» **Task**
Copy every line, leaving nothing out and adding nothing.

[begin Information given]

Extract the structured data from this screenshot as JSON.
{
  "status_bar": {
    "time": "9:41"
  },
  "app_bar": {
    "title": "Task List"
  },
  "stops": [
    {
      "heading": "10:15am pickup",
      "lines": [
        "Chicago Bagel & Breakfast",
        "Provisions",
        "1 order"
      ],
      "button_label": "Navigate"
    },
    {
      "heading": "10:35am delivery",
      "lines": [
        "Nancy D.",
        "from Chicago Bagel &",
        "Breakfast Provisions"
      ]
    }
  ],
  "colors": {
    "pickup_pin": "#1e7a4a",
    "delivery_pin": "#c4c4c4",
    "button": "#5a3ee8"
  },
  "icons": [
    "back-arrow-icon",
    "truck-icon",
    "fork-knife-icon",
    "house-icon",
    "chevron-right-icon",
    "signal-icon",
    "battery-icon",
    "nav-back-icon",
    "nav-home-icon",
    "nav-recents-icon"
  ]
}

[end Information given]

» **Written response**
Extract the structured data from this screenshot as JSON.
{
  "status_bar": {
    "time": "9:41"
  },
  "app_bar": {
    "title": "Task List"
  },
  "stops": [
    {
      "heading": "10:15am pickup",
      "lines": [
        "Chicago Bagel & Breakfast",
        "Provisions",
        "1 order"
      ],
      "button_label": "Navigate"
    },
    {
      "heading": "10:35am delivery",
      "lines": [
        "Nancy D.",
        "from Chicago Bagel &",
        "Breakfast Provisions"
      ]
    }
  ],
  "colors": {
    "pickup_pin": "#1e7a4a",
    "delivery_pin": "#c4c4c4",
    "button": "#5a3ee8"
  },
  "icons": [
    "back-arrow-icon",
    "truck-icon",
    "fork-knife-icon",
    "house-icon",
    "chevron-right-icon",
    "signal-icon",
    "battery-icon",
    "nav-back-icon",
    "nav-home-icon",
    "nav-recents-icon"
  ]
}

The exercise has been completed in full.